From the listing below, pull each line that includes "Figure".
==============================
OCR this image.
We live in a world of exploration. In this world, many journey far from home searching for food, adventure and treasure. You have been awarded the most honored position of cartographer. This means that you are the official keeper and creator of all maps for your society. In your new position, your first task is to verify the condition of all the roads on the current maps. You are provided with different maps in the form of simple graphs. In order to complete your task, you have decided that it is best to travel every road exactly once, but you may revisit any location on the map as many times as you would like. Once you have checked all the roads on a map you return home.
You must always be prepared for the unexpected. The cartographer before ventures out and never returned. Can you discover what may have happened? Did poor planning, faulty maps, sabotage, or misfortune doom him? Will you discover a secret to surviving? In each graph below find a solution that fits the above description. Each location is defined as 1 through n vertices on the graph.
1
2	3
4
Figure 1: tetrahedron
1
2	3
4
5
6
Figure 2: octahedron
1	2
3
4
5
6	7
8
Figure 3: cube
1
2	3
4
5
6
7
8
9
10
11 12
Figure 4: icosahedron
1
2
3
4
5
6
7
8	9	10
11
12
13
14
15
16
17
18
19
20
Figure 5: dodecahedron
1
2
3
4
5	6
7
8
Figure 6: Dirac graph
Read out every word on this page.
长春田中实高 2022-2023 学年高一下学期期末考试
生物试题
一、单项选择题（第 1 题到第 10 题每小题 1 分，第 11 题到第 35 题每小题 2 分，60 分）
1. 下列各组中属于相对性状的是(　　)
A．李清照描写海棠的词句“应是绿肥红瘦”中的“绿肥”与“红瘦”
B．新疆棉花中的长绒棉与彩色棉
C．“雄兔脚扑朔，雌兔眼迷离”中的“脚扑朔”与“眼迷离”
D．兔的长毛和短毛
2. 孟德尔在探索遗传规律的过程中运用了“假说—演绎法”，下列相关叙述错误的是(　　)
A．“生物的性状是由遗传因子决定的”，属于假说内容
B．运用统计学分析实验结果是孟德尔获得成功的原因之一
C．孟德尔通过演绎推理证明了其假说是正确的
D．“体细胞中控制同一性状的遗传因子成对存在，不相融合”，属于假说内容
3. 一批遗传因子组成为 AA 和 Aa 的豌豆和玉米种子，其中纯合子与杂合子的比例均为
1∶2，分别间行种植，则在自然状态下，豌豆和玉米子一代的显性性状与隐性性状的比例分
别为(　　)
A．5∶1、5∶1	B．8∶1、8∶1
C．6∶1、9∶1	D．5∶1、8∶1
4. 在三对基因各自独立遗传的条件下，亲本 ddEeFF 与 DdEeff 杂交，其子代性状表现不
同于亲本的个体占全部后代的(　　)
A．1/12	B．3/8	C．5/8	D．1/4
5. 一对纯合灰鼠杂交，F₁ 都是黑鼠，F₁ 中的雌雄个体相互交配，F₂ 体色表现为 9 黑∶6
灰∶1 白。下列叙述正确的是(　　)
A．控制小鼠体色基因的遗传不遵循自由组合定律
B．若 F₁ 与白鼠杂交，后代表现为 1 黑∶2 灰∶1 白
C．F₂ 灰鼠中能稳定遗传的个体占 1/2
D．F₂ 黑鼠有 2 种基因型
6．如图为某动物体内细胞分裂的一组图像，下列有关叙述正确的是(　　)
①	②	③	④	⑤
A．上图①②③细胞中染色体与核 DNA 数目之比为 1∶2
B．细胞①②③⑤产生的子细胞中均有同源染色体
==============================
Exercise solution.
Figure 1: tetrahedron
Figure 2: octahedron
Figure 3: cube
Figure 4: icosahedron
Figure 5: dodecahedron
Figure 6: Dirac graph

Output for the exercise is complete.